Exercise directions. All the data below goes into the copy word for word, but the pictures don't.

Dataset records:
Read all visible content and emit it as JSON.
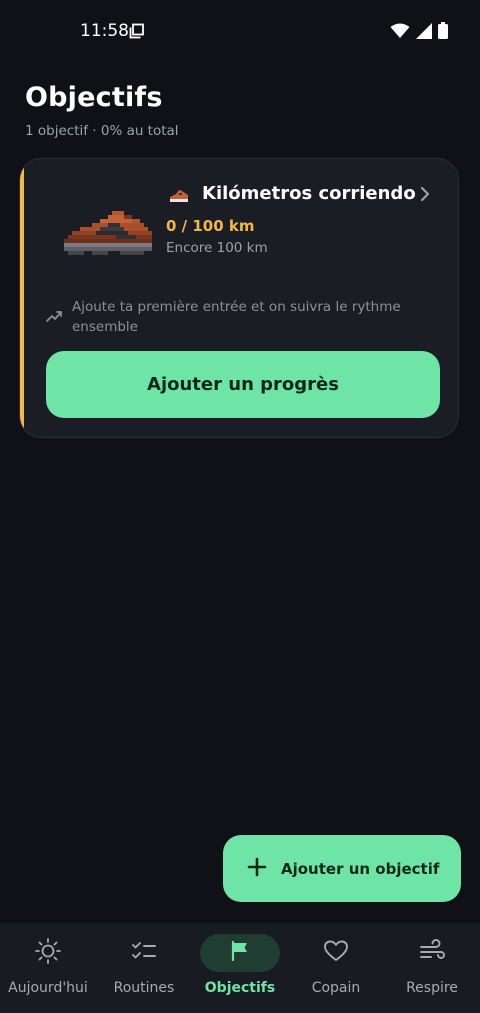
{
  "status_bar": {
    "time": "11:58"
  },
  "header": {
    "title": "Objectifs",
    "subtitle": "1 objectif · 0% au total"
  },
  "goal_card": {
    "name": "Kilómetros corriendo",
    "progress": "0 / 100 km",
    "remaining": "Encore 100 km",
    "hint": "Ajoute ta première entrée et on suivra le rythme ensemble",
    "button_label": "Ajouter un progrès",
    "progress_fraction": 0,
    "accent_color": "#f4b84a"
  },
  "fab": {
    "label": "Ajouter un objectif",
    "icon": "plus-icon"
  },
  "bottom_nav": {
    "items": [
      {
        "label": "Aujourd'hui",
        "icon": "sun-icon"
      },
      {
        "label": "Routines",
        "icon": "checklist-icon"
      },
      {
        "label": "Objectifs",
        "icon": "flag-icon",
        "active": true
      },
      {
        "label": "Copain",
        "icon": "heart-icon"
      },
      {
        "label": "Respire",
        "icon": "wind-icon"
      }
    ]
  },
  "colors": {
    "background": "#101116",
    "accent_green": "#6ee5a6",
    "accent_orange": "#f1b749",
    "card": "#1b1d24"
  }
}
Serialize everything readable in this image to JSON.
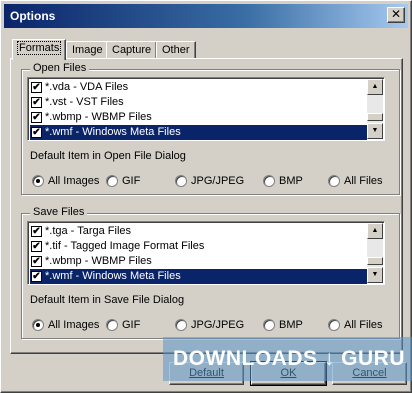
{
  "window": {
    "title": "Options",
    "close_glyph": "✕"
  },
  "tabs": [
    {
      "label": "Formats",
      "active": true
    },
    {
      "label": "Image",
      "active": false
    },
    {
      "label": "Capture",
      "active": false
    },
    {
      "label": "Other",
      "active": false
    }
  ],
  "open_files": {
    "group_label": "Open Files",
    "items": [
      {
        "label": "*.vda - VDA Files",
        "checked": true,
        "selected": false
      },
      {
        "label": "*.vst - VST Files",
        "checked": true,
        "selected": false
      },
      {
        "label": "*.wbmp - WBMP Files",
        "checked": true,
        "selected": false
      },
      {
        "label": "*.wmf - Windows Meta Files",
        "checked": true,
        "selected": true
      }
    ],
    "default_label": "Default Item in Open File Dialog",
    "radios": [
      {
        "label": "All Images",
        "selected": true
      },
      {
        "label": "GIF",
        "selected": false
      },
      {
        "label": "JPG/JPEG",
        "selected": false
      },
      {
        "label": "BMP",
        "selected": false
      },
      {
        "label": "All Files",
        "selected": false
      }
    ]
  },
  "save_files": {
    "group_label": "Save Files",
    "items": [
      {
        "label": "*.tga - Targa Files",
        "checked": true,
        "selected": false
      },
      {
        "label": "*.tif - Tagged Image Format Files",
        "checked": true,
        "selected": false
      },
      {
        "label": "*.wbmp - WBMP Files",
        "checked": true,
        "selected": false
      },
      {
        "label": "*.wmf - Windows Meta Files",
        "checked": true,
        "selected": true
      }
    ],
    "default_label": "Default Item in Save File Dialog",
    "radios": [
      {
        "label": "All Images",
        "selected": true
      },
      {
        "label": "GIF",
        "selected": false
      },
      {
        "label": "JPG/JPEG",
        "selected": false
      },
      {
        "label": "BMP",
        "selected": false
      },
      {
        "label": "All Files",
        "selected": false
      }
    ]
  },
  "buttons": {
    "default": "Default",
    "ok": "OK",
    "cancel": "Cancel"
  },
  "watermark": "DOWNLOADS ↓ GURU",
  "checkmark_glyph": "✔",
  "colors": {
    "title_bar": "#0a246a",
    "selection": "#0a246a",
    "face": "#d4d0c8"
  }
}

Answer to the exercise.
Read all visible content and emit it as JSON.
{
  "status_bar": {
    "time": "11:58"
  },
  "header": {
    "title": "Objectifs",
    "subtitle": "1 objectif · 0% au total"
  },
  "goal_card": {
    "name": "Kilómetros corriendo",
    "progress": "0 / 100 km",
    "remaining": "Encore 100 km",
    "hint": "Ajoute ta première entrée et on suivra le rythme ensemble",
    "button_label": "Ajouter un progrès",
    "progress_fraction": 0,
    "accent_color": "#f4b84a"
  },
  "fab": {
    "label": "Ajouter un objectif",
    "icon": "plus-icon"
  },
  "bottom_nav": {
    "items": [
      {
        "label": "Aujourd'hui",
        "icon": "sun-icon"
      },
      {
        "label": "Routines",
        "icon": "checklist-icon"
      },
      {
        "label": "Objectifs",
        "icon": "flag-icon",
        "active": true
      },
      {
        "label": "Copain",
        "icon": "heart-icon"
      },
      {
        "label": "Respire",
        "icon": "wind-icon"
      }
    ]
  },
  "colors": {
    "background": "#101116",
    "accent_green": "#6ee5a6",
    "accent_orange": "#f1b749",
    "card": "#1b1d24"
  }
}
Serialize everything readable in this image to JSON.
{
  "window": {
    "title": "Options",
    "close_glyph": "✕"
  },
  "tabs": [
    {
      "label": "Formats",
      "active": true
    },
    {
      "label": "Image",
      "active": false
    },
    {
      "label": "Capture",
      "active": false
    },
    {
      "label": "Other",
      "active": false
    }
  ],
  "open_files": {
    "group_label": "Open Files",
    "items": [
      {
        "label": "*.vda - VDA Files",
        "checked": true,
        "selected": false
      },
      {
        "label": "*.vst - VST Files",
        "checked": true,
        "selected": false
      },
      {
        "label": "*.wbmp - WBMP Files",
        "checked": true,
        "selected": false
      },
      {
        "label": "*.wmf - Windows Meta Files",
        "checked": true,
        "selected": true
      }
    ],
    "default_label": "Default Item in Open File Dialog",
    "radios": [
      {
        "label": "All Images",
        "selected": true
      },
      {
        "label": "GIF",
        "selected": false
      },
      {
        "label": "JPG/JPEG",
        "selected": false
      },
      {
        "label": "BMP",
        "selected": false
      },
      {
        "label": "All Files",
        "selected": false
      }
    ]
  },
  "save_files": {
    "group_label": "Save Files",
    "items": [
      {
        "label": "*.tga - Targa Files",
        "checked": true,
        "selected": false
      },
      {
        "label": "*.tif - Tagged Image Format Files",
        "checked": true,
        "selected": false
      },
      {
        "label": "*.wbmp - WBMP Files",
        "checked": true,
        "selected": false
      },
      {
        "label": "*.wmf - Windows Meta Files",
        "checked": true,
        "selected": true
      }
    ],
    "default_label": "Default Item in Save File Dialog",
    "radios": [
      {
        "label": "All Images",
        "selected": true
      },
      {
        "label": "GIF",
        "selected": false
      },
      {
        "label": "JPG/JPEG",
        "selected": false
      },
      {
        "label": "BMP",
        "selected": false
      },
      {
        "label": "All Files",
        "selected": false
      }
    ]
  },
  "buttons": {
    "default": "Default",
    "ok": "OK",
    "cancel": "Cancel"
  },
  "watermark": "DOWNLOADS ↓ GURU",
  "checkmark_glyph": "✔",
  "colors": {
    "title_bar": "#0a246a",
    "selection": "#0a246a",
    "face": "#d4d0c8"
  }
}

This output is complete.